WORK TO BE COMPLETED >>
Set the listing down again exactly, please, apart from its pictures.

########################################

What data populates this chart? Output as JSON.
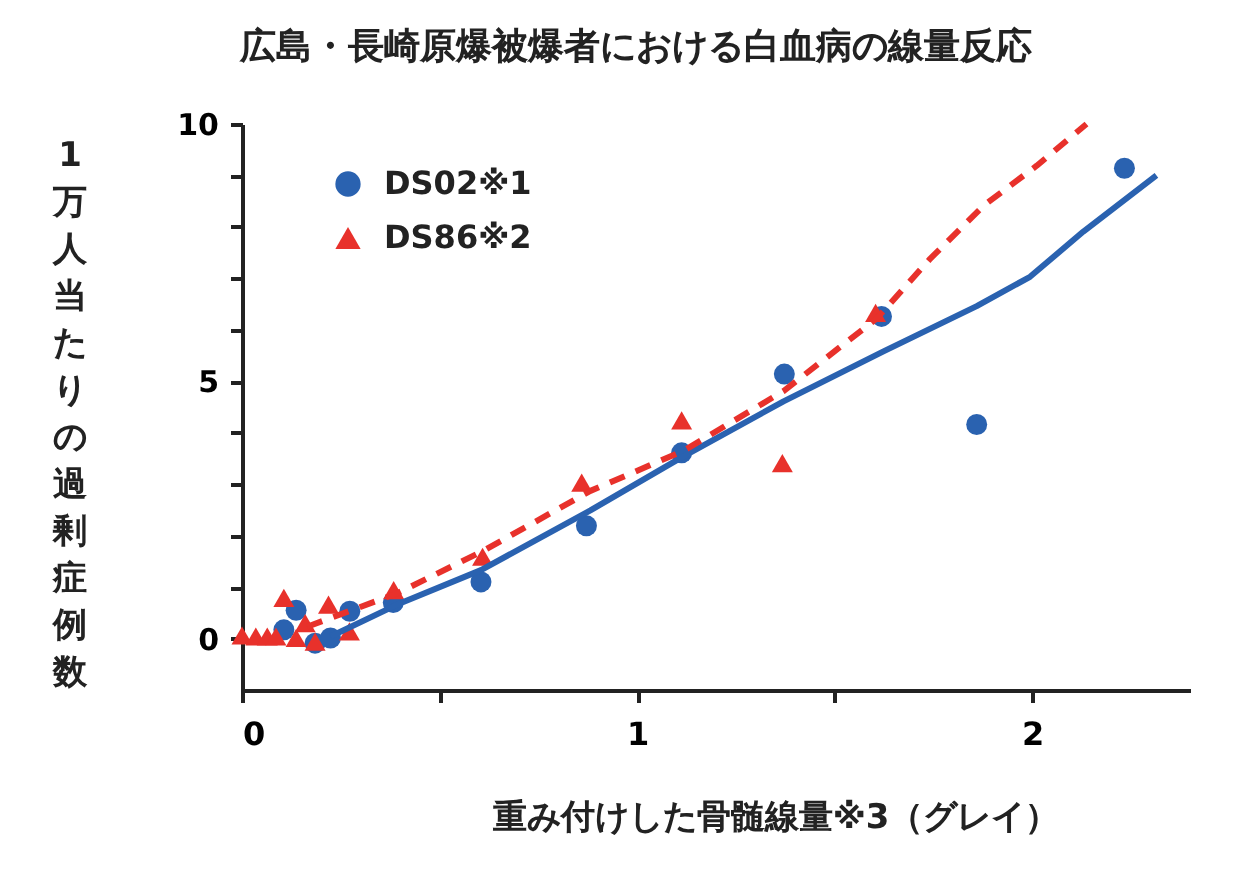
{
  "chart_data": {
    "type": "scatter",
    "title": "広島・長崎原爆被爆者における白血病の線量反応",
    "xlabel": "重み付けした骨髄線量※3（グレイ）",
    "ylabel": "1万人当たりの過剰症例数",
    "xlim": [
      0,
      2.4
    ],
    "ylim": [
      -1,
      10
    ],
    "xticks": [
      0,
      {
        "value": 0.5,
        "label": null
      },
      1,
      {
        "value": 1.5,
        "label": null
      },
      2
    ],
    "yticks": [
      0,
      {
        "value": 1,
        "label": null
      },
      {
        "value": 2,
        "label": null
      },
      {
        "value": 3,
        "label": null
      },
      {
        "value": 4,
        "label": null
      },
      5,
      {
        "value": 6,
        "label": null
      },
      {
        "value": 7,
        "label": null
      },
      {
        "value": 8,
        "label": null
      },
      {
        "value": 9,
        "label": null
      },
      10
    ],
    "grid": false,
    "legend": "top left",
    "series": [
      {
        "name": "DS02※1",
        "marker": "circle",
        "color": "#2a62b0",
        "x": [
          0.106,
          0.137,
          0.185,
          0.224,
          0.273,
          0.383,
          0.605,
          0.872,
          1.113,
          1.373,
          1.619,
          1.86,
          2.234
        ],
        "values": [
          0.17,
          0.55,
          -0.09,
          0.01,
          0.53,
          0.7,
          1.1,
          2.19,
          3.61,
          5.14,
          6.26,
          4.16,
          9.14
        ]
      },
      {
        "name": "DS86※2",
        "marker": "triangle",
        "color": "#e8312b",
        "x": [
          0.0,
          0.035,
          0.064,
          0.086,
          0.106,
          0.137,
          0.16,
          0.185,
          0.219,
          0.272,
          0.384,
          0.609,
          0.86,
          1.113,
          1.368,
          1.604
        ],
        "values": [
          0.06,
          0.04,
          0.04,
          0.04,
          0.79,
          0.01,
          0.3,
          -0.06,
          0.66,
          0.14,
          0.94,
          1.59,
          3.03,
          4.24,
          3.41,
          6.33
        ]
      },
      {
        "type": "line",
        "line_style": "solid",
        "color": "#2a62b0",
        "x": [
          0.224,
          0.393,
          0.605,
          0.882,
          1.113,
          1.371,
          1.624,
          1.86,
          1.995,
          2.13,
          2.315
        ],
        "values": [
          0.04,
          0.66,
          1.33,
          2.49,
          3.52,
          4.61,
          5.58,
          6.46,
          7.03,
          7.91,
          9.0
        ]
      },
      {
        "type": "line",
        "line_style": "dashed",
        "color": "#e8312b",
        "x": [
          0.165,
          0.393,
          0.612,
          0.882,
          1.118,
          1.371,
          1.607,
          1.742,
          1.877,
          2.012,
          2.138
        ],
        "values": [
          0.23,
          0.88,
          1.71,
          2.87,
          3.65,
          4.81,
          6.22,
          7.38,
          8.41,
          9.19,
          10.0
        ]
      }
    ]
  }
}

########################################

SOLUTION FOR THIS PROBLEM >>
What data populates this chart? Output as JSON.
{
  "chart_data": {
    "type": "scatter",
    "title": "広島・長崎原爆被爆者における白血病の線量反応",
    "xlabel": "重み付けした骨髄線量※3（グレイ）",
    "ylabel": "1万人当たりの過剰症例数",
    "xlim": [
      0,
      2.4
    ],
    "ylim": [
      -1,
      10
    ],
    "xticks": [
      0,
      {
        "value": 0.5,
        "label": null
      },
      1,
      {
        "value": 1.5,
        "label": null
      },
      2
    ],
    "yticks": [
      0,
      {
        "value": 1,
        "label": null
      },
      {
        "value": 2,
        "label": null
      },
      {
        "value": 3,
        "label": null
      },
      {
        "value": 4,
        "label": null
      },
      5,
      {
        "value": 6,
        "label": null
      },
      {
        "value": 7,
        "label": null
      },
      {
        "value": 8,
        "label": null
      },
      {
        "value": 9,
        "label": null
      },
      10
    ],
    "grid": false,
    "legend": "top left",
    "series": [
      {
        "name": "DS02※1",
        "marker": "circle",
        "color": "#2a62b0",
        "x": [
          0.106,
          0.137,
          0.185,
          0.224,
          0.273,
          0.383,
          0.605,
          0.872,
          1.113,
          1.373,
          1.619,
          1.86,
          2.234
        ],
        "values": [
          0.17,
          0.55,
          -0.09,
          0.01,
          0.53,
          0.7,
          1.1,
          2.19,
          3.61,
          5.14,
          6.26,
          4.16,
          9.14
        ]
      },
      {
        "name": "DS86※2",
        "marker": "triangle",
        "color": "#e8312b",
        "x": [
          0.0,
          0.035,
          0.064,
          0.086,
          0.106,
          0.137,
          0.16,
          0.185,
          0.219,
          0.272,
          0.384,
          0.609,
          0.86,
          1.113,
          1.368,
          1.604
        ],
        "values": [
          0.06,
          0.04,
          0.04,
          0.04,
          0.79,
          0.01,
          0.3,
          -0.06,
          0.66,
          0.14,
          0.94,
          1.59,
          3.03,
          4.24,
          3.41,
          6.33
        ]
      },
      {
        "type": "line",
        "line_style": "solid",
        "color": "#2a62b0",
        "x": [
          0.224,
          0.393,
          0.605,
          0.882,
          1.113,
          1.371,
          1.624,
          1.86,
          1.995,
          2.13,
          2.315
        ],
        "values": [
          0.04,
          0.66,
          1.33,
          2.49,
          3.52,
          4.61,
          5.58,
          6.46,
          7.03,
          7.91,
          9.0
        ]
      },
      {
        "type": "line",
        "line_style": "dashed",
        "color": "#e8312b",
        "x": [
          0.165,
          0.393,
          0.612,
          0.882,
          1.118,
          1.371,
          1.607,
          1.742,
          1.877,
          2.012,
          2.138
        ],
        "values": [
          0.23,
          0.88,
          1.71,
          2.87,
          3.65,
          4.81,
          6.22,
          7.38,
          8.41,
          9.19,
          10.0
        ]
      }
    ]
  }
}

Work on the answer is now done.